Item position entries:
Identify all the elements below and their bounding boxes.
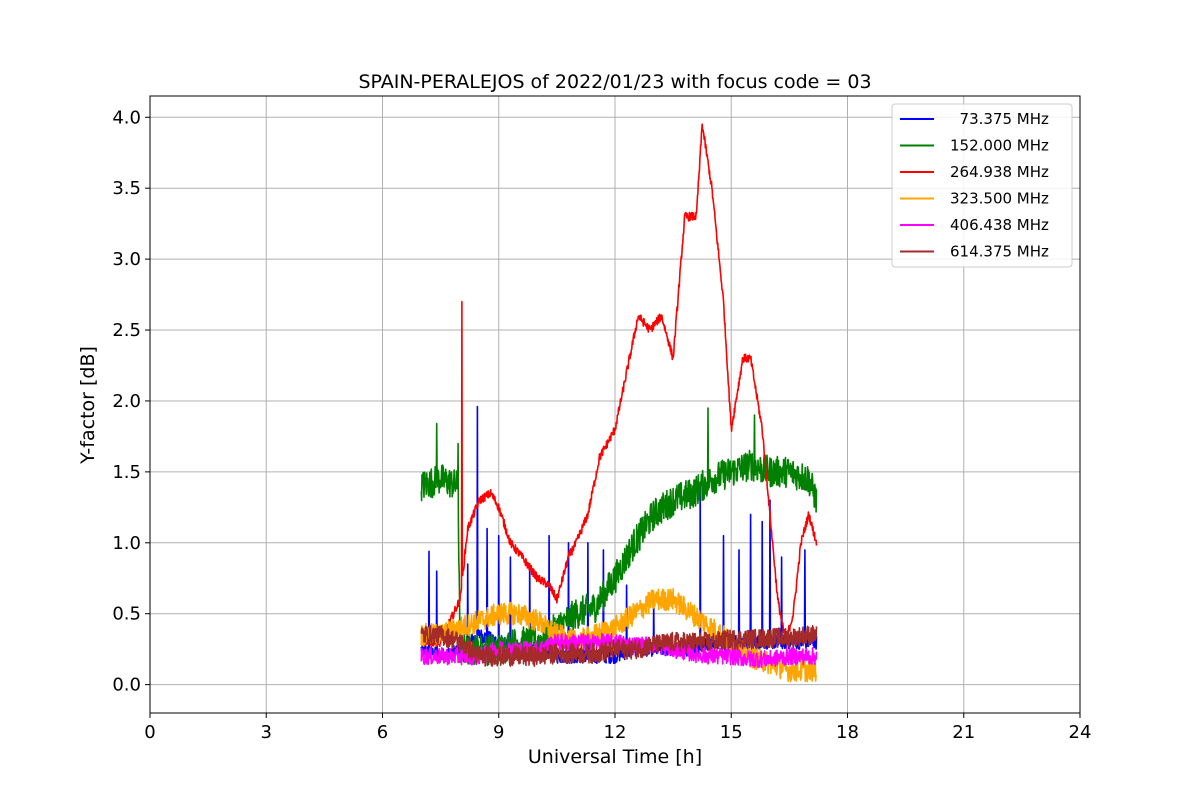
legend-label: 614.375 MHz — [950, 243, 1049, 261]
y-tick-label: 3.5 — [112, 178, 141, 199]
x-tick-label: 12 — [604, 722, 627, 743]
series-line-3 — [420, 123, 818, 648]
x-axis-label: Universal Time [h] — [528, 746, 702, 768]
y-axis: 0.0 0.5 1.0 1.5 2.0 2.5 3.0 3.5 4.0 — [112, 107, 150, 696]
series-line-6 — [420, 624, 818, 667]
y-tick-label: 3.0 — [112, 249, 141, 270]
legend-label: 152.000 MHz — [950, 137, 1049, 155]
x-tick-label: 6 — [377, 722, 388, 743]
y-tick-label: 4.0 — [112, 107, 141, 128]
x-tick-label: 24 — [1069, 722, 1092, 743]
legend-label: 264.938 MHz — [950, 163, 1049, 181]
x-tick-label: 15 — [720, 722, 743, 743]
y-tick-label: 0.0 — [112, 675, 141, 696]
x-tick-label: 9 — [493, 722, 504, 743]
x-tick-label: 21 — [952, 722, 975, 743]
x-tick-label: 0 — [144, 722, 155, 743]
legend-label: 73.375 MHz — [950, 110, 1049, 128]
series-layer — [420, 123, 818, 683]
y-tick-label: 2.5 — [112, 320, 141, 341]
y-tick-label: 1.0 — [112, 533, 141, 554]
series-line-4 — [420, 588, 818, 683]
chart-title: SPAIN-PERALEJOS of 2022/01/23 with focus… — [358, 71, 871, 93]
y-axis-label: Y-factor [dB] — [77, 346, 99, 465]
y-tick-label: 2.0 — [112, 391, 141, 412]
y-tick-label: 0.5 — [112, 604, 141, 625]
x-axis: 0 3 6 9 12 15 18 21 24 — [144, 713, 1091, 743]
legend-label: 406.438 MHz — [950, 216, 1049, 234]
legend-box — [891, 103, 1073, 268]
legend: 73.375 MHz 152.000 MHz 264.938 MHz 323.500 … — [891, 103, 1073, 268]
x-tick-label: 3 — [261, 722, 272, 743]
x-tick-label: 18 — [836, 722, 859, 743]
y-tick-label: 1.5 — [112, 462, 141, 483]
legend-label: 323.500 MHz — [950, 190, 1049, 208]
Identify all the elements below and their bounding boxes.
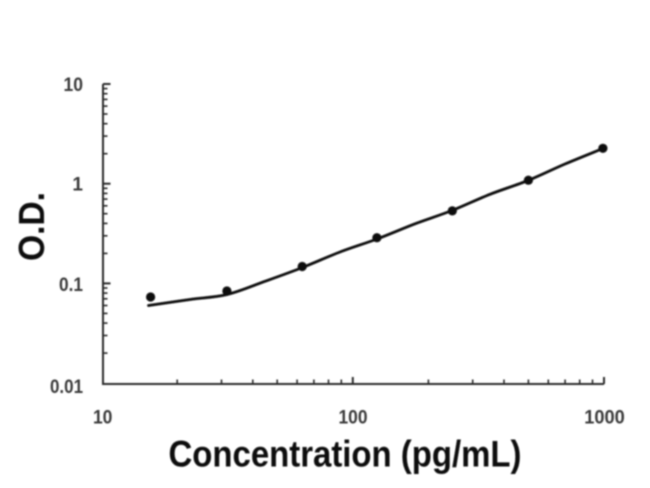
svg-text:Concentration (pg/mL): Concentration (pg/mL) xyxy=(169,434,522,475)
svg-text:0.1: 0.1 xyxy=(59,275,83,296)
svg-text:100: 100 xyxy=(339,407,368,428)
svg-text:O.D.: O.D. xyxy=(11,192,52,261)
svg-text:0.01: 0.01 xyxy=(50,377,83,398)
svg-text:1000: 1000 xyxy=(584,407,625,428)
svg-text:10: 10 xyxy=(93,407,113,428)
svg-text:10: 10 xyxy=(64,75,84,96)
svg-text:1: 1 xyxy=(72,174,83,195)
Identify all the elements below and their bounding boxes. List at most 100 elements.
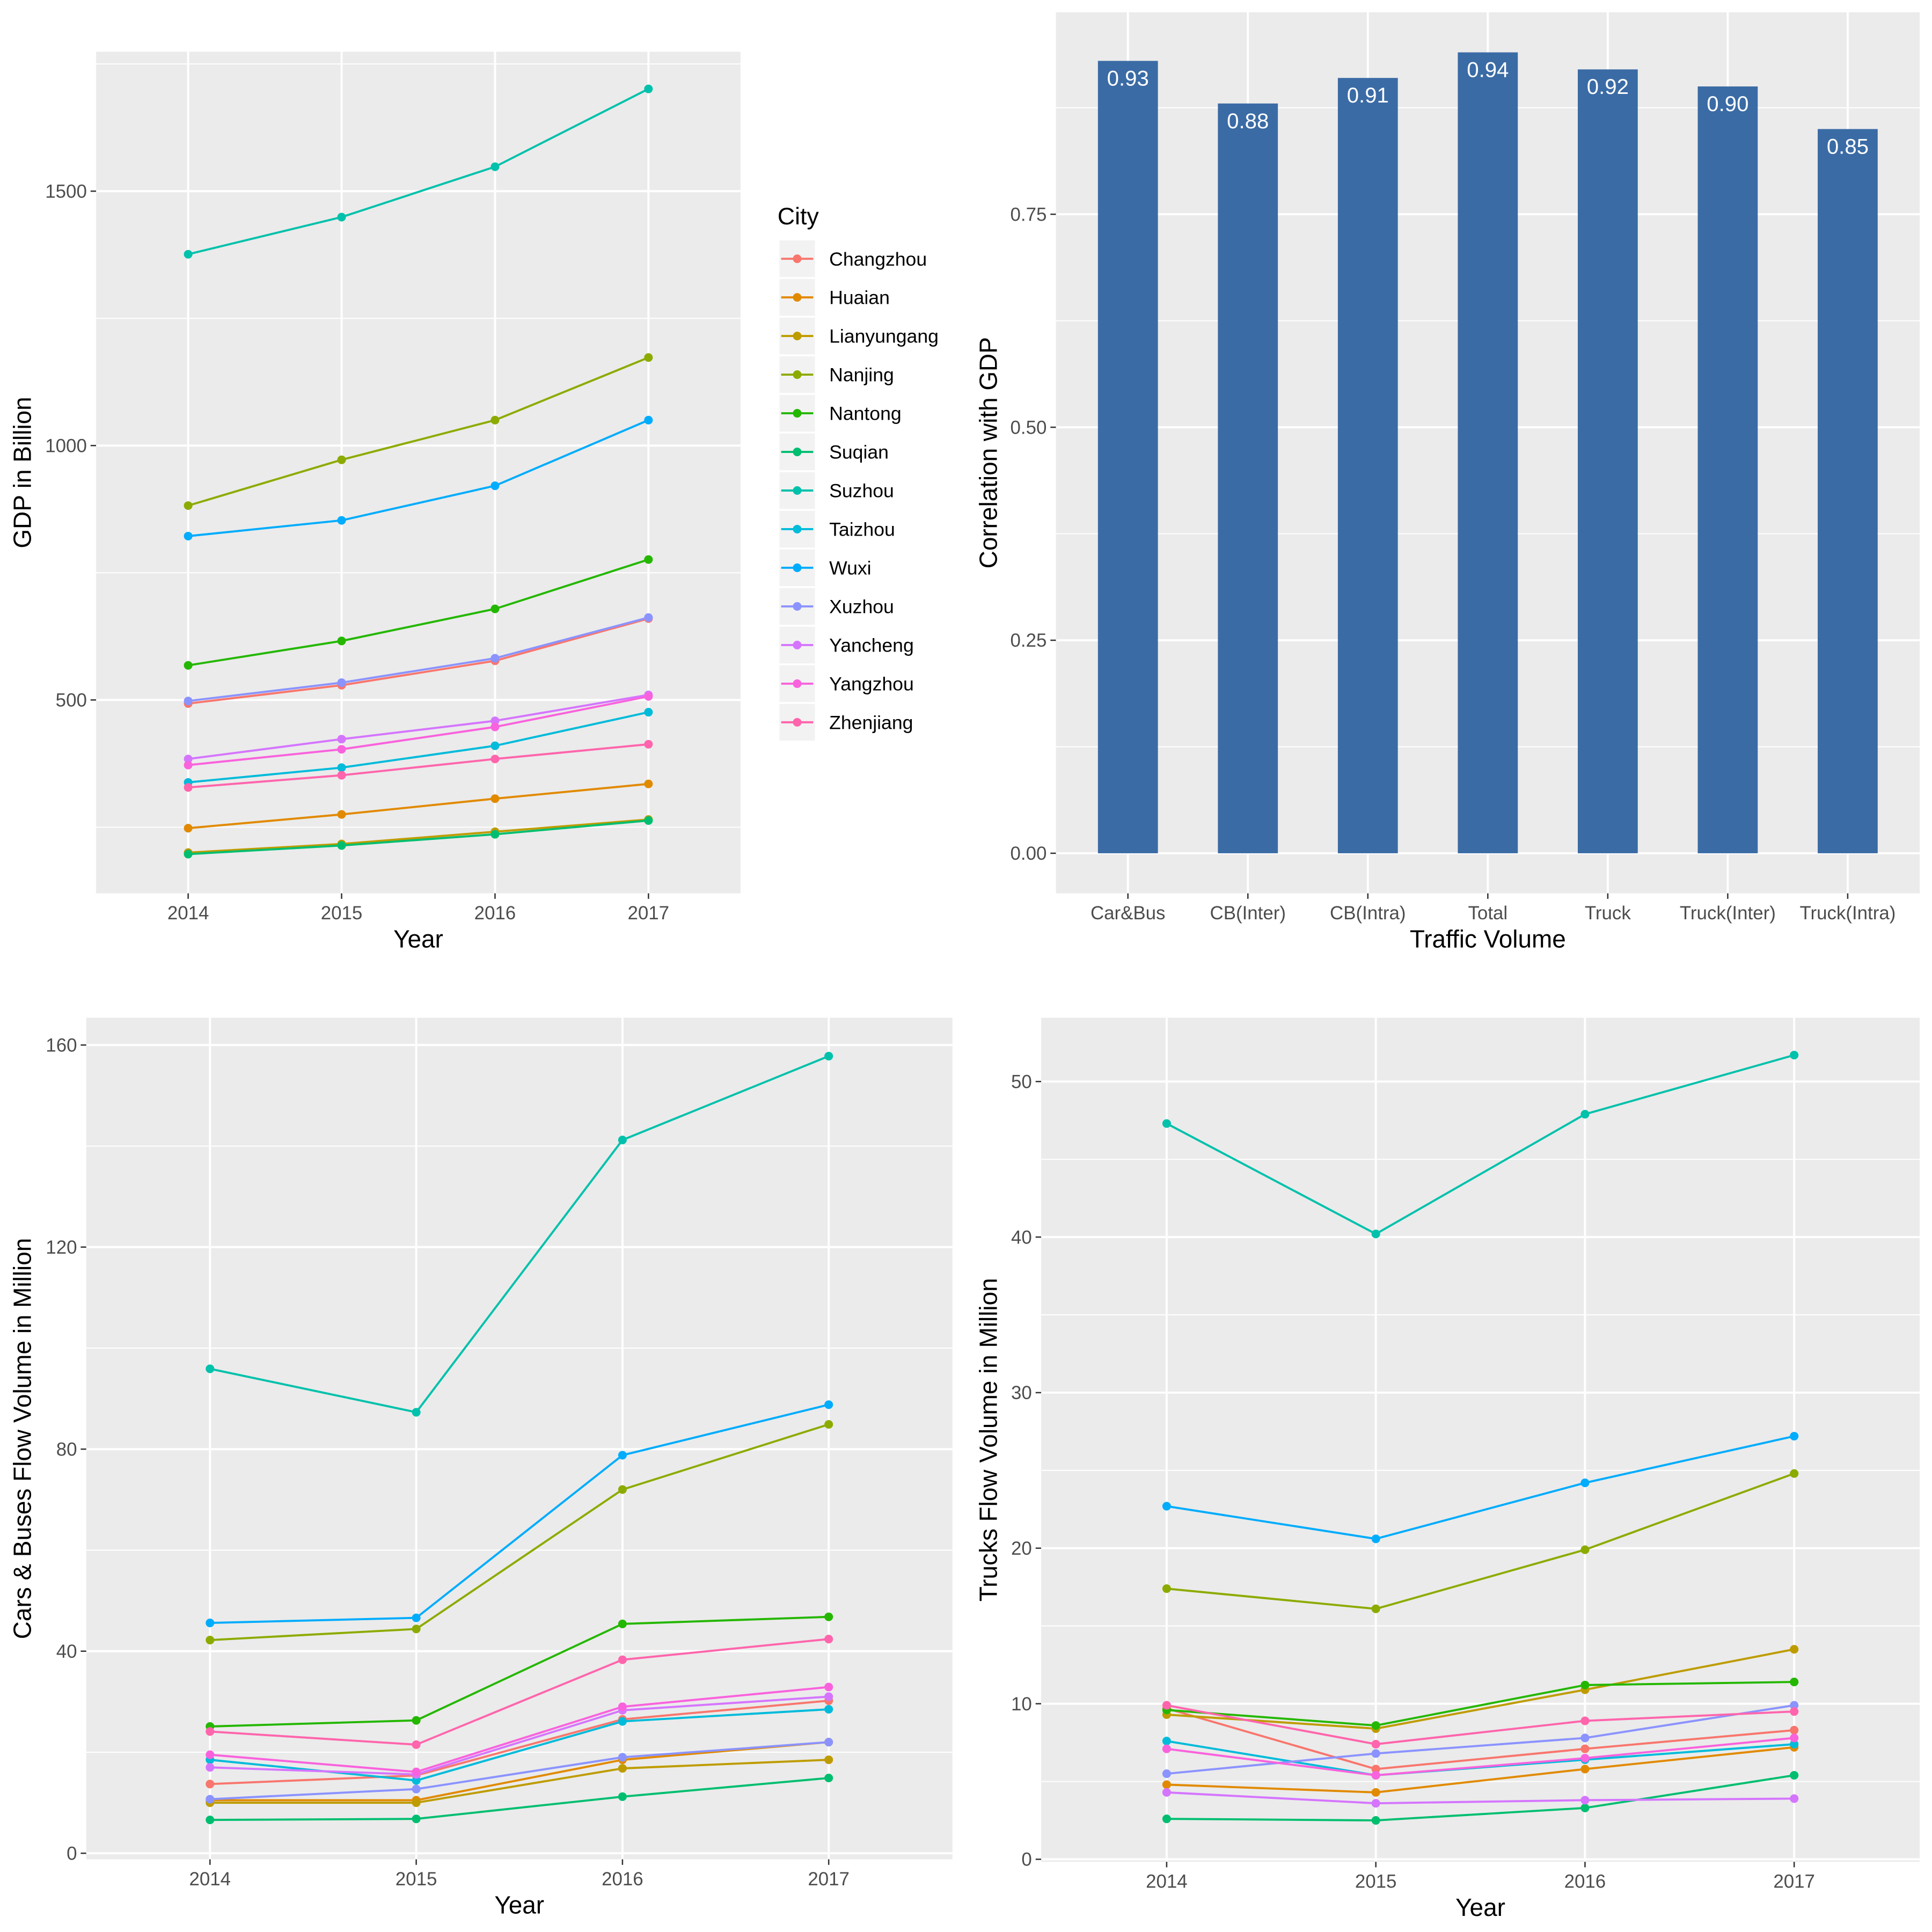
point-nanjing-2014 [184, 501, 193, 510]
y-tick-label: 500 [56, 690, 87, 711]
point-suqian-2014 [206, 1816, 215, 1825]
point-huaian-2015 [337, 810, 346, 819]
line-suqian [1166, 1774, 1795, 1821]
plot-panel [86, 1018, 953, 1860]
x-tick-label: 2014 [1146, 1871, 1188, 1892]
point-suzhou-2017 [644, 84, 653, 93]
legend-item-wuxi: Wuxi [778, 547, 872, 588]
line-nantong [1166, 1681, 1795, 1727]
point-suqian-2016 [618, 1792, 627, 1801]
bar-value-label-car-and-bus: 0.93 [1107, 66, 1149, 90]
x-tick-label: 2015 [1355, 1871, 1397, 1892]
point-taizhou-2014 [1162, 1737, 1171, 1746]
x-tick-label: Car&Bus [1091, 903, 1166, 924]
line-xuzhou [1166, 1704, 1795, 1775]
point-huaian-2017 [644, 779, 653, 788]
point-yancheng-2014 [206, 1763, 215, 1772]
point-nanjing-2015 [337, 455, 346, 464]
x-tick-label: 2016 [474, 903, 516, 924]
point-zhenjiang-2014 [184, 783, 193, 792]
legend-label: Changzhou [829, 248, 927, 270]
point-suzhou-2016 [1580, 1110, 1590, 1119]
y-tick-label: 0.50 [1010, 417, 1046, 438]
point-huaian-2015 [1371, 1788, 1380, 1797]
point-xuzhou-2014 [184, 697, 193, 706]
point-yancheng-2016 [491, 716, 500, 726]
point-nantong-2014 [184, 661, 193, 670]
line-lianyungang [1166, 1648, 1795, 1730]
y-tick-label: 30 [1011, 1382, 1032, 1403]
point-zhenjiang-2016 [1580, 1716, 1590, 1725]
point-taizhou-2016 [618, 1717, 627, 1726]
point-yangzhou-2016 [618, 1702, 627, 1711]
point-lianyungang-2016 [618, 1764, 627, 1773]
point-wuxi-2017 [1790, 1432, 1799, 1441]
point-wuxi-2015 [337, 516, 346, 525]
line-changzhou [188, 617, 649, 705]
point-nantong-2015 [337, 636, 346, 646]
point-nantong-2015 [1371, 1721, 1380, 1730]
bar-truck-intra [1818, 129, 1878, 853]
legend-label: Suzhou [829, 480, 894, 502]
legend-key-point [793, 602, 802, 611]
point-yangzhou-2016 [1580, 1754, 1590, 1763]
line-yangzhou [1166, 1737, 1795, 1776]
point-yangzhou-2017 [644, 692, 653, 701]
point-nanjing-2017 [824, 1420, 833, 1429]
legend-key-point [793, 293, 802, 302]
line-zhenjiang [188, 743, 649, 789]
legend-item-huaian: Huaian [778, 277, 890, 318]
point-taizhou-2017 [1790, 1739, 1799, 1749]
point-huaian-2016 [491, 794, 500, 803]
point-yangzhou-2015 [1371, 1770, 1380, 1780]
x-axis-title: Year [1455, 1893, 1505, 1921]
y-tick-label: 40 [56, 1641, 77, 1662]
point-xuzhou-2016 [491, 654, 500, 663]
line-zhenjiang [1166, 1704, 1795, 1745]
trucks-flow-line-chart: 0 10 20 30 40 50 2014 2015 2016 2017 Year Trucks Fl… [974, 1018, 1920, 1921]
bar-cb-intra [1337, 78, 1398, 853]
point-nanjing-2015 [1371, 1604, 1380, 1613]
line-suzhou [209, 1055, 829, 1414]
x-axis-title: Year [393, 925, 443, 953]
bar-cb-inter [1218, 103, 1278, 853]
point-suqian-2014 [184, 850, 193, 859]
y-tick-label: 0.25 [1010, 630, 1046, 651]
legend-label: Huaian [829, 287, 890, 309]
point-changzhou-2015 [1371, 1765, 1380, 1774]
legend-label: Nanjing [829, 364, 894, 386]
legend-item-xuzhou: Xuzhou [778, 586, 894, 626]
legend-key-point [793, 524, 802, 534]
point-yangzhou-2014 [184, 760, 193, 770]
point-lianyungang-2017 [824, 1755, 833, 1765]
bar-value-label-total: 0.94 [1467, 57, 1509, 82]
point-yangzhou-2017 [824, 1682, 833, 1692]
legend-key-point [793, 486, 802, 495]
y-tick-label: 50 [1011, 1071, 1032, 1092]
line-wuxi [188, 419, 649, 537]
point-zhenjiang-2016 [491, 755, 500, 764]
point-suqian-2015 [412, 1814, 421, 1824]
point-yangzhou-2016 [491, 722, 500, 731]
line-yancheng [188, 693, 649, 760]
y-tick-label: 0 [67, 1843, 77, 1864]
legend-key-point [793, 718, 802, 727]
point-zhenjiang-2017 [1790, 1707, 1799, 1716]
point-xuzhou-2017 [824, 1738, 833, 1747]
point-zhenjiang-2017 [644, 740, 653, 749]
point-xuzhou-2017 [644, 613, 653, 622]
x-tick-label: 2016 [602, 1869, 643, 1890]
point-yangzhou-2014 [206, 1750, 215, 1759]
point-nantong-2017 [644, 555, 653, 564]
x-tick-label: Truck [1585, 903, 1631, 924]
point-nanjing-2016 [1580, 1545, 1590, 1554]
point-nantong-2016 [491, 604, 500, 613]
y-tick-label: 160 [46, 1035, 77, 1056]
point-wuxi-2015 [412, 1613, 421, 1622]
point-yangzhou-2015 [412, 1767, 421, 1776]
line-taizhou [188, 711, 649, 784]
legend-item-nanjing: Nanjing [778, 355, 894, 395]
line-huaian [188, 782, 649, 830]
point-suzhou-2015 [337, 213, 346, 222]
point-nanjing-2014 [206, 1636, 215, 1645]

• _DIRECTIONS FOR THIS TASK_
Recast the listing above as a Markdown table with the columns "Row" and "Entry", omitting blank lines. Begin at the line that contains "point-nanjing-2014 [184, 501, 193, 510]" and stop after the line that contains "point-taizhou-2016 [618, 1717, 627, 1726]".

• _SOLVED EXERCISE_
| Row | Entry |
|---|---|
| 1 | point-nanjing-2014 [184, 501, 193, 510] |
| 2 | y-tick-label: 500 [56, 690, 87, 711] |
| 3 | point-suqian-2014 [206, 1816, 215, 1825] |
| 4 | point-huaian-2015 [337, 810, 346, 819] |
| 5 | line-suqian [1166, 1774, 1795, 1821] |
| 6 | plot-panel [86, 1018, 953, 1860] |
| 7 | x-tick-label: 2014 [1146, 1871, 1188, 1892] |
| 8 | point-suzhou-2017 [644, 84, 653, 93] |
| 9 | legend-item-wuxi: Wuxi [778, 547, 872, 588] |
| 10 | line-nantong [1166, 1681, 1795, 1727] |
| 11 | point-suqian-2016 [618, 1792, 627, 1801] |
| 12 | bar-value-label-car-and-bus: 0.93 [1107, 66, 1149, 90] |
| 13 | x-tick-label: 2015 [1355, 1871, 1397, 1892] |
| 14 | point-taizhou-2014 [1162, 1737, 1171, 1746] |
| 15 | x-tick-label: Car&Bus [1091, 903, 1166, 924] |
| 16 | line-xuzhou [1166, 1704, 1795, 1775] |
| 17 | point-huaian-2017 [644, 779, 653, 788] |
| 18 | point-yancheng-2014 [206, 1763, 215, 1772] |
| 19 | point-nanjing-2015 [337, 455, 346, 464] |
| 20 | x-tick-label: 2016 [474, 903, 516, 924] |
| 21 | point-zhenjiang-2014 [184, 783, 193, 792] |
| 22 | legend-label: Changzhou [829, 248, 927, 270] |
| 23 | point-suzhou-2016 [1580, 1110, 1590, 1119] |
| 24 | y-tick-label: 0.50 [1010, 417, 1046, 438] |
| 25 | point-huaian-2015 [1371, 1788, 1380, 1797] |
| 26 | point-xuzhou-2014 [184, 697, 193, 706] |
| 27 | point-yancheng-2016 [491, 716, 500, 726] |
| 28 | point-nantong-2014 [184, 661, 193, 670] |
| 29 | line-lianyungang [1166, 1648, 1795, 1730] |
| 30 | y-tick-label: 30 [1011, 1382, 1032, 1403] |
| 31 | point-zhenjiang-2016 [1580, 1716, 1590, 1725] |
| 32 | point-taizhou-2016 [618, 1717, 627, 1726] |